Botte alla moglie incinta e pugni alle figlie: ex pivot condannato a quattro anni
L'ex giocatore di basket si era difeso, puntando il dito contro i Testimoni di Geova che avrebbero convinto la sua famiglia a muovere accuse contro di lui
Per quasi vent’anni aveva maltrattato la moglie e le tre figlie minori. Colpevole, secondo il giudice, che ha condannato un ex giocatore di basket di 53 anni, oggi imprenditore agricolo nel suo paese d’origine, a quattro anni di reclusione, così come chiesto dal pm onorario, e ad un risarcimento di 3.000 euro come provvisionale a ciascuna delle tre parti civili, rappresentate dall’avvocato Elena Guerreschi.
Accuse che l’uomo in aula aveva negato con forza. “Sono cose che i Testimoni di Geova hanno messo nella loro testa e nella loro bocca”, aveva sostenuto, spiegando così il motivo delle accuse mosse dalla sua famiglia.

Originario della Costa d’Avorio, in passato gestore di un’azienda di pulizie, a Cremona è stato un giocatore di basket. Aveva il ruolo di pivot. “Mi ha aperto le porte del basket il giudice Mario Colace“, aveva raccontato il 53enne, riferendosi al magistrato cremonese scomparso nel 2017 molto noto anche per il suo impegno nello sport, soprattutto nel basket. “Lui ha fatto tutto per me”.

▶ [Dati mostrati]
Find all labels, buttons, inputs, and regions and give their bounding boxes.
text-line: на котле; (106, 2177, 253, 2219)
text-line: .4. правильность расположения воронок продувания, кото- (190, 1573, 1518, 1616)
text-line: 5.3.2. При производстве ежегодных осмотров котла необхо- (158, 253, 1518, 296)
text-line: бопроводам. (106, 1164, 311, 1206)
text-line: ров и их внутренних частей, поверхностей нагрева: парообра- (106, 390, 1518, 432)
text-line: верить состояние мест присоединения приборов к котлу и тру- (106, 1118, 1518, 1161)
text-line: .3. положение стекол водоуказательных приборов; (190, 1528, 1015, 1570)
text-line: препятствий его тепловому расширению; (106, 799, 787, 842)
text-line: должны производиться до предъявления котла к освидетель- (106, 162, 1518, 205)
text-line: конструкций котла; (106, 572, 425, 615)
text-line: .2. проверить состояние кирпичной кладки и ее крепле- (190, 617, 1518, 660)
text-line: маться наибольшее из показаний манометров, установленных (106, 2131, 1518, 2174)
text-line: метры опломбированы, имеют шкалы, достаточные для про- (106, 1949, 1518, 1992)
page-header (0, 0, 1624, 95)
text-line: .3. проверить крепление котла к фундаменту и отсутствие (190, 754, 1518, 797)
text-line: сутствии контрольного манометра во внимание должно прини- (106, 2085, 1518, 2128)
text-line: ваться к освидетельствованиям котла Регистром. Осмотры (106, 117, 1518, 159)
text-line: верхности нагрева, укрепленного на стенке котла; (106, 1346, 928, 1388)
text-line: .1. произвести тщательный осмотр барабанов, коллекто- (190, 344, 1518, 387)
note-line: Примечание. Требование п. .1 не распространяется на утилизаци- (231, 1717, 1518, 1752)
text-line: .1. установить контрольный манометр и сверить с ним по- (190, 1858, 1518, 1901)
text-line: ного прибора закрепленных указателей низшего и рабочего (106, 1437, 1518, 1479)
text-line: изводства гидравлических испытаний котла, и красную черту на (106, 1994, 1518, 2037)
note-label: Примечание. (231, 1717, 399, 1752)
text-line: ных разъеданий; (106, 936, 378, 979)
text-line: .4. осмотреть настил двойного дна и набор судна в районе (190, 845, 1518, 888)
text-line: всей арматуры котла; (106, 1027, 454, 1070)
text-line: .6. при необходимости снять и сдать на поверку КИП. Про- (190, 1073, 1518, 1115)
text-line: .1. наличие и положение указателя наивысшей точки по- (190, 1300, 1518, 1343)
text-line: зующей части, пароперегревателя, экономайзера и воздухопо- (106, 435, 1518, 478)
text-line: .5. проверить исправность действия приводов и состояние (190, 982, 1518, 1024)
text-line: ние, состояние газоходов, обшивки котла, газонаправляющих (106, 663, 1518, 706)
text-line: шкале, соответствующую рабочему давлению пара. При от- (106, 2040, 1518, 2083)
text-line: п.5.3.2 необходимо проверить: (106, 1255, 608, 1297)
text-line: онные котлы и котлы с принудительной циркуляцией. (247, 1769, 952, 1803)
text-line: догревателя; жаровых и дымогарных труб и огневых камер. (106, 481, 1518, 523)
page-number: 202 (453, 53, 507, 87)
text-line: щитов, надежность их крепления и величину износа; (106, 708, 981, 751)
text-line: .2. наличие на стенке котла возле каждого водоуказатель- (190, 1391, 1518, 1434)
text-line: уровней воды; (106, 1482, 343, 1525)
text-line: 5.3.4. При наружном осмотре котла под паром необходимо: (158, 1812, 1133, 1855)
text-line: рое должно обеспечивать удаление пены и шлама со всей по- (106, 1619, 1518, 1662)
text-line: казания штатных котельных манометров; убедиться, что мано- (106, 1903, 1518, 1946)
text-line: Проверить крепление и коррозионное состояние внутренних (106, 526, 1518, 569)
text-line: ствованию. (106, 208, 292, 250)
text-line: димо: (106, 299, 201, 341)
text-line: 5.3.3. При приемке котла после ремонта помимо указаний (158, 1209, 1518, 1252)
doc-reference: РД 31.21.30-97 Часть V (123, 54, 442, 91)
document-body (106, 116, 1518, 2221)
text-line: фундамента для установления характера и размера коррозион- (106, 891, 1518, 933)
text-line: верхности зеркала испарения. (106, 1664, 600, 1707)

▶ [Ordine di lavoro 1]
Trascrivi dall'articolo sull'ex pivot condannato il brano che si apre con le parole contenenti "Botte alla moglie" e si chiude con "dalla sua famiglia.".
▶ [Ordine di lavoro 2]
Nell'articolo sull'ex pivot condannato, quale somma è stata fissata come provvisionale per ciascuna delle parti civili?
Le voci riportate non servono a nulla per questo lavoro.

▶ [Risposta scritta 1]
Botte alla moglie incinta e pugni alle figlie: ex pivot condannato a quattro anni
L'ex giocatore di basket si era difeso, puntando il dito contro i Testimoni di Geova che avrebbero convinto la sua famiglia a muovere accuse contro di lui
Per quasi vent’anni aveva maltrattato la moglie e le tre figlie minori. Colpevole, secondo il giudice, che ha condannato un ex giocatore di basket di 53 anni, oggi imprenditore agricolo nel suo paese d’origine, a quattro anni di reclusione, così come chiesto dal pm onorario, e ad un risarcimento di 3.000 euro come provvisionale a ciascuna delle tre parti civili, rappresentate dall’avvocato Elena Guerreschi.
Accuse che l’uomo in aula aveva negato con forza. “Sono cose che i Testimoni di Geova hanno messo nella loro testa e nella loro bocca”, aveva sostenuto, spiegando così il motivo delle accuse mosse dalla sua famiglia.

▶ [Risposta scritta 2]
3.000 euro a ciascuna delle tre parti civili.